De nu verschenen drie delen omvatten het werk van De Laatste Jaren Van Mijn Grootvader (1947) tot en met Moeder En Zoon (1980). Zij maken het mogelijk de ontwikkeling te overzien die Reve heeft doorgemaakt, thematisch, verteltechnisch en stilistisch. Zoals ik elders al eens heb uiteengezet, doemen in het vroege werk reeds de thema's op, die zich later in hun volle breedte zullen ontplooien en tenslotte object van rationele reflectie worden: het schrijven en de religie, beide fungerend als instrument om de angst te bezweren die een als ongerijmd en onbegrijpelijk ervaren werkelijkheid oproept, maar ook de met wreedheid gekruide lustbeleving, waar Reve in zijn werk het patent op heeft.
Frits van Egters, de hoofdfiguur van De Avonden, is geen schrijver, maar het is goed voorstelbaar dat hij het zal worden. Hij observeert zijn omgeving scherp, ook, en misschien wel juist, als deze hem weerzin inboezemt, en tracht zijn observaties nauwkeurig te verwoorden: ‘“Een wrat,” zei hij, heen en weer lopend, “is een vlezige, volkomen ongegronde uitgroeiing, die zich bij voorkeur op hals, wang of kin voordoet en een sterke ontsiering teweeg brengt. Goed, heel goed.”’ (Verzameld Werk, deel 1, p. 172). Het is niet zonder betekenis dat Frits juist een zinloos groeisel als een wrat door verbalisering onschadelijk probeert te maken. Het hele schrijverschap van Reve heeft als inzet de zinledigheid van de realiteit met behulp van de literatuur te bezweren. Dit thema komt tot volle ontplooiing in Op Weg Naar Het Einde (1963) en zal in Zelf Schrijver Worden (1986), te verschijnen in deel 4, object van beschouwing worden.
=====
_Gegeven opdracht 1_
Wie is volgens het tekstgedeelte de hoofdfiguur van De Avonden?
_Gegeven opdracht 2_
Geef alsjeblieft voor elke bewering aan of ze klopt met het tekstgedeelte, met ja of nee en de doorslaggevende woorden letterlijk geciteerd. (a) De drie verschenen delen bevatten het werk tot en met Moeder En Zoon. (b) Frits van Egters is schrijver. (c) Zelf Schrijver Worden verschijnt in deel 3.
De onderstaande gegevens zijn niet nodig.

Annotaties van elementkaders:
=====
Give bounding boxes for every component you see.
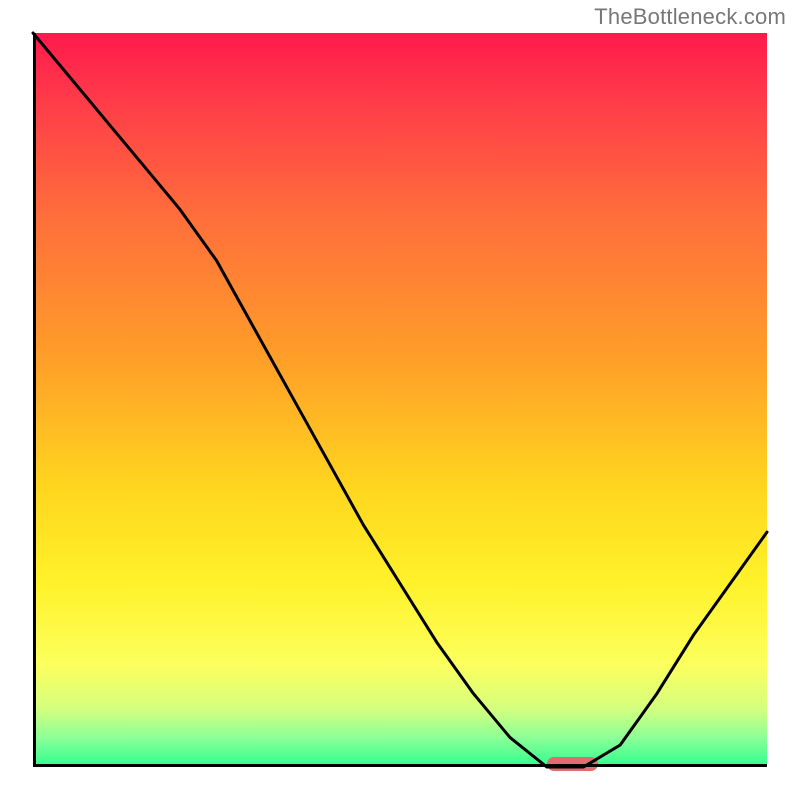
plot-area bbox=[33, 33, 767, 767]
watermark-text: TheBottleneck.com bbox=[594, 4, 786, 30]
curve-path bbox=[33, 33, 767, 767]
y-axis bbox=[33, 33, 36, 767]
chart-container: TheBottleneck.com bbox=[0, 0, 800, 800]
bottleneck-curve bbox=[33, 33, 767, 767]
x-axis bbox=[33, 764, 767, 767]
=====
_Volledig antwoord 1_
Frits van Egters.

_Volledig antwoord 2_
(a) Ja: "tot en met Moeder En Zoon (1980)"
(b) Nee: "is geen schrijver"
(c) Nee: "te verschijnen in deel 4"